───── SOURCE DATA
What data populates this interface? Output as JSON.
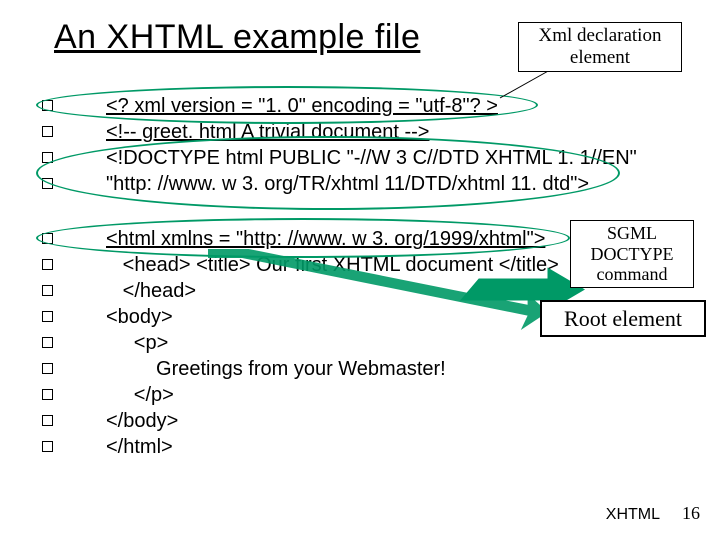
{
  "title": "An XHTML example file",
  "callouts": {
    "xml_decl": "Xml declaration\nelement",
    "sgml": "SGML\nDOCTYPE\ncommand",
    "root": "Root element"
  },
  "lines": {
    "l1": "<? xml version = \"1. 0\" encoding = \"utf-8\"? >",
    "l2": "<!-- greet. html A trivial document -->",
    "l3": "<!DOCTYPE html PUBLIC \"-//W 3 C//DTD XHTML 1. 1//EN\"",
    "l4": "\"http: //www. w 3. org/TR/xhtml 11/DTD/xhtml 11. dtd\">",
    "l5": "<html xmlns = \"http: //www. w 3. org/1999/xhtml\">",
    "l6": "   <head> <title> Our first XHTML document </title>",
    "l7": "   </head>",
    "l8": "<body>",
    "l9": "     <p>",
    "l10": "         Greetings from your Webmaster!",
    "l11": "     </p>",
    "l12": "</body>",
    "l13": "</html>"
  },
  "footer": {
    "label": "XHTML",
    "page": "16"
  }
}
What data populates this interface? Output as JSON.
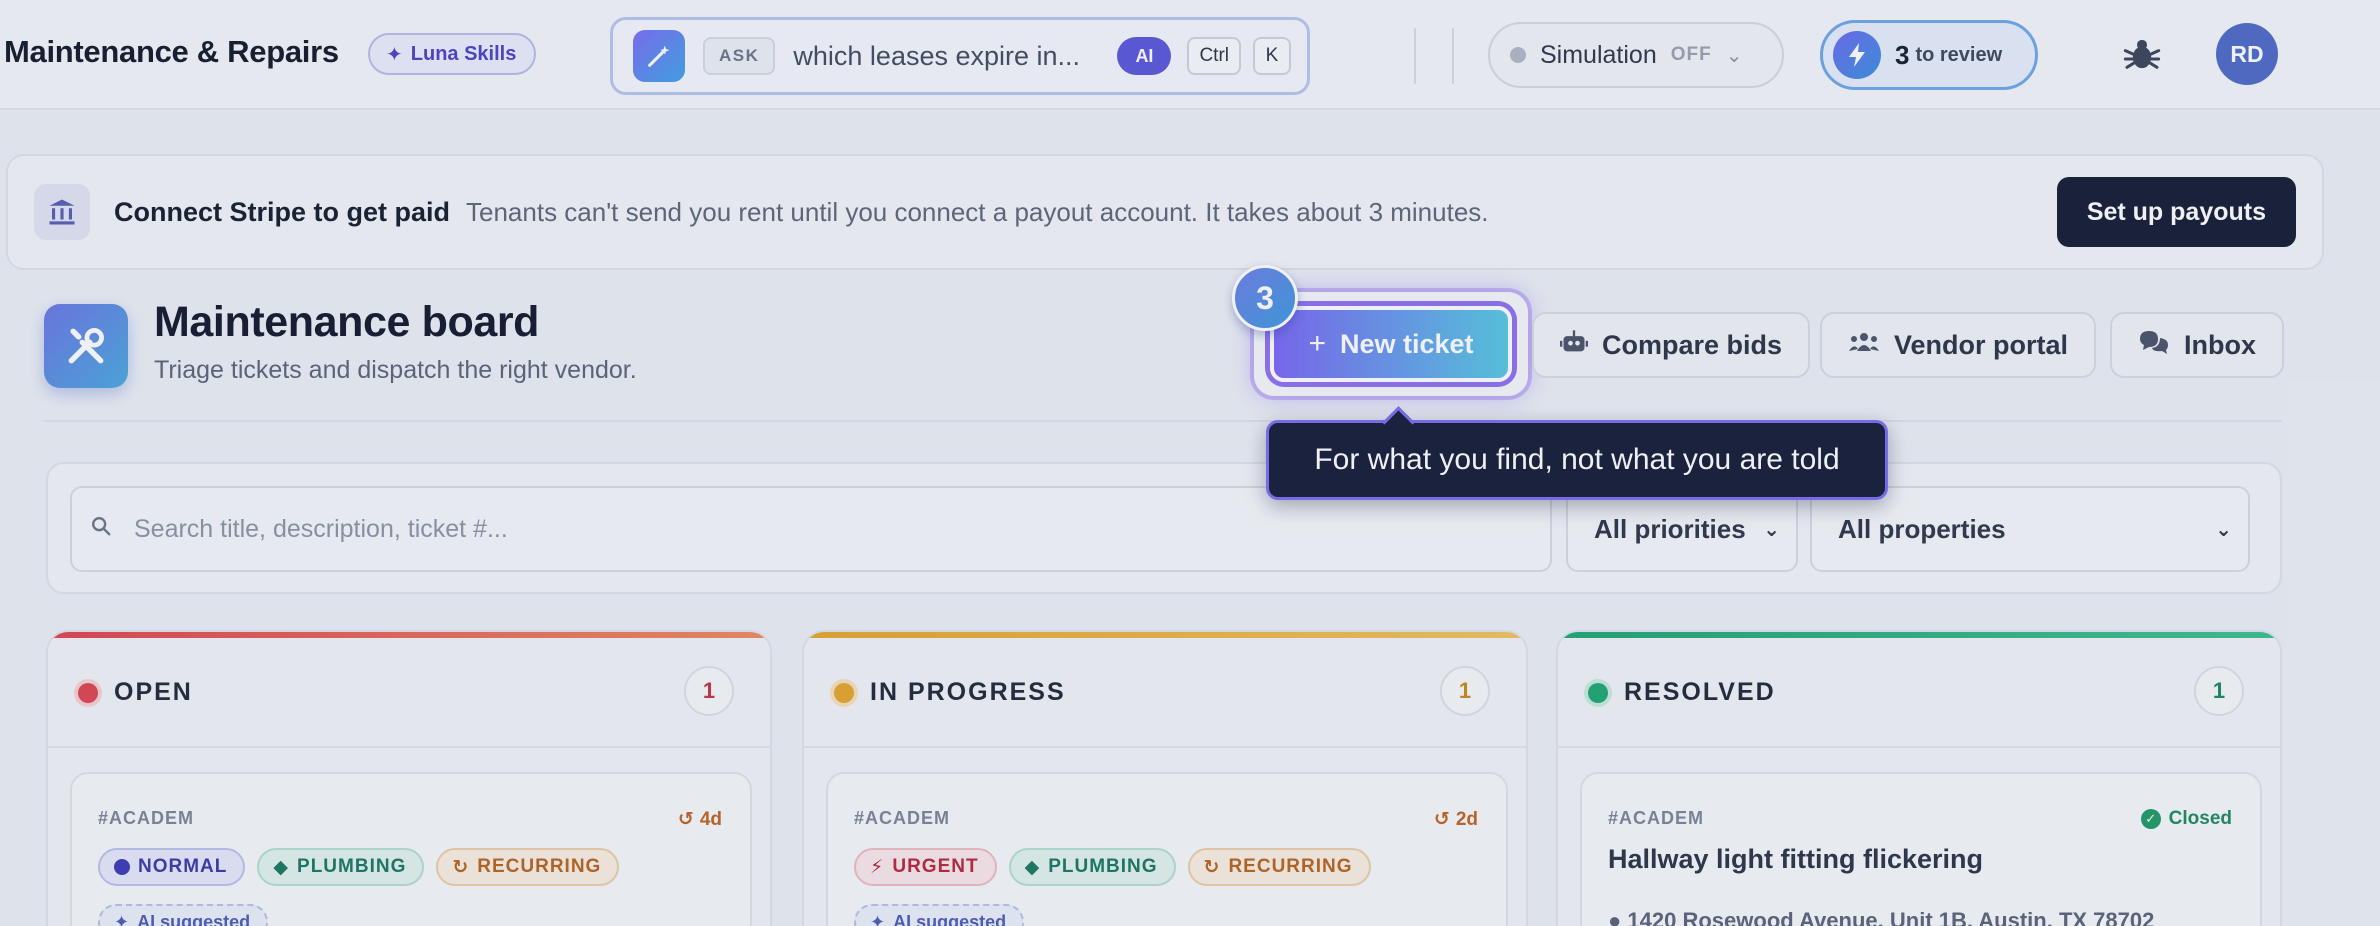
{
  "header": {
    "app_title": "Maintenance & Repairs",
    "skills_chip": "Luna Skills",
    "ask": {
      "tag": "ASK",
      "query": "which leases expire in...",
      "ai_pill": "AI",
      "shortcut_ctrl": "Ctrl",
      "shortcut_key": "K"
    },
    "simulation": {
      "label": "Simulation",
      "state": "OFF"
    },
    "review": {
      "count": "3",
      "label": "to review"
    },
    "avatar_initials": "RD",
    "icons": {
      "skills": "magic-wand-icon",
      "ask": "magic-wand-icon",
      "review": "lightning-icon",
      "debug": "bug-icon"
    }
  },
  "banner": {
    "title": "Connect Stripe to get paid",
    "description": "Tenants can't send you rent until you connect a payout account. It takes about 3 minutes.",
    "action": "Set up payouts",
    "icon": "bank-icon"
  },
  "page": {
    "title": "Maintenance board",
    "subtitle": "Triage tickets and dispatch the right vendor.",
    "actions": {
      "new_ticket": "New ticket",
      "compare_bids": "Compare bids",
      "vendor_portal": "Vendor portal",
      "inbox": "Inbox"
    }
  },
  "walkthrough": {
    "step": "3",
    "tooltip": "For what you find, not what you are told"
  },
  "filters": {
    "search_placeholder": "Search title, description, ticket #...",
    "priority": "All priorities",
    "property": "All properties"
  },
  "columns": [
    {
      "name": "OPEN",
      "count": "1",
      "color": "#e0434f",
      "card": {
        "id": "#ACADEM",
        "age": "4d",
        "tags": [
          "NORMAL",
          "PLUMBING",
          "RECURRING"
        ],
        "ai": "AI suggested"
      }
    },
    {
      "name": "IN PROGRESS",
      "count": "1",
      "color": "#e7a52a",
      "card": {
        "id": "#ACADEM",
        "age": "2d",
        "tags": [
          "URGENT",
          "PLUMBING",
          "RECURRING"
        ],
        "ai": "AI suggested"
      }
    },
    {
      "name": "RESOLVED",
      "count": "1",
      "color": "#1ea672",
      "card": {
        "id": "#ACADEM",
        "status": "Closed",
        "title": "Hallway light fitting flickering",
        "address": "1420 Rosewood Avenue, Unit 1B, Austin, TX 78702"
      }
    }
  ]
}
──────────
TASK DETAILS> Word for word, quote the full listing, omitting every picture.

RIGHT ANSWER>
What data populates this interface? Output as JSON.
{
  "title": "An XHTML example file",
  "callouts": {
    "xml_decl": "Xml declaration\nelement",
    "sgml": "SGML\nDOCTYPE\ncommand",
    "root": "Root element"
  },
  "lines": {
    "l1": "<? xml version = \"1. 0\" encoding = \"utf-8\"? >",
    "l2": "<!-- greet. html A trivial document -->",
    "l3": "<!DOCTYPE html PUBLIC \"-//W 3 C//DTD XHTML 1. 1//EN\"",
    "l4": "\"http: //www. w 3. org/TR/xhtml 11/DTD/xhtml 11. dtd\">",
    "l5": "<html xmlns = \"http: //www. w 3. org/1999/xhtml\">",
    "l6": "   <head> <title> Our first XHTML document </title>",
    "l7": "   </head>",
    "l8": "<body>",
    "l9": "     <p>",
    "l10": "         Greetings from your Webmaster!",
    "l11": "     </p>",
    "l12": "</body>",
    "l13": "</html>"
  },
  "footer": {
    "label": "XHTML",
    "page": "16"
  }
}
What data populates this interface? Output as JSON.
{
  "header": {
    "app_title": "Maintenance & Repairs",
    "skills_chip": "Luna Skills",
    "ask": {
      "tag": "ASK",
      "query": "which leases expire in...",
      "ai_pill": "AI",
      "shortcut_ctrl": "Ctrl",
      "shortcut_key": "K"
    },
    "simulation": {
      "label": "Simulation",
      "state": "OFF"
    },
    "review": {
      "count": "3",
      "label": "to review"
    },
    "avatar_initials": "RD",
    "icons": {
      "skills": "magic-wand-icon",
      "ask": "magic-wand-icon",
      "review": "lightning-icon",
      "debug": "bug-icon"
    }
  },
  "banner": {
    "title": "Connect Stripe to get paid",
    "description": "Tenants can't send you rent until you connect a payout account. It takes about 3 minutes.",
    "action": "Set up payouts",
    "icon": "bank-icon"
  },
  "page": {
    "title": "Maintenance board",
    "subtitle": "Triage tickets and dispatch the right vendor.",
    "actions": {
      "new_ticket": "New ticket",
      "compare_bids": "Compare bids",
      "vendor_portal": "Vendor portal",
      "inbox": "Inbox"
    }
  },
  "walkthrough": {
    "step": "3",
    "tooltip": "For what you find, not what you are told"
  },
  "filters": {
    "search_placeholder": "Search title, description, ticket #...",
    "priority": "All priorities",
    "property": "All properties"
  },
  "columns": [
    {
      "name": "OPEN",
      "count": "1",
      "color": "#e0434f",
      "card": {
        "id": "#ACADEM",
        "age": "4d",
        "tags": [
          "NORMAL",
          "PLUMBING",
          "RECURRING"
        ],
        "ai": "AI suggested"
      }
    },
    {
      "name": "IN PROGRESS",
      "count": "1",
      "color": "#e7a52a",
      "card": {
        "id": "#ACADEM",
        "age": "2d",
        "tags": [
          "URGENT",
          "PLUMBING",
          "RECURRING"
        ],
        "ai": "AI suggested"
      }
    },
    {
      "name": "RESOLVED",
      "count": "1",
      "color": "#1ea672",
      "card": {
        "id": "#ACADEM",
        "status": "Closed",
        "title": "Hallway light fitting flickering",
        "address": "1420 Rosewood Avenue, Unit 1B, Austin, TX 78702"
      }
    }
  ]
}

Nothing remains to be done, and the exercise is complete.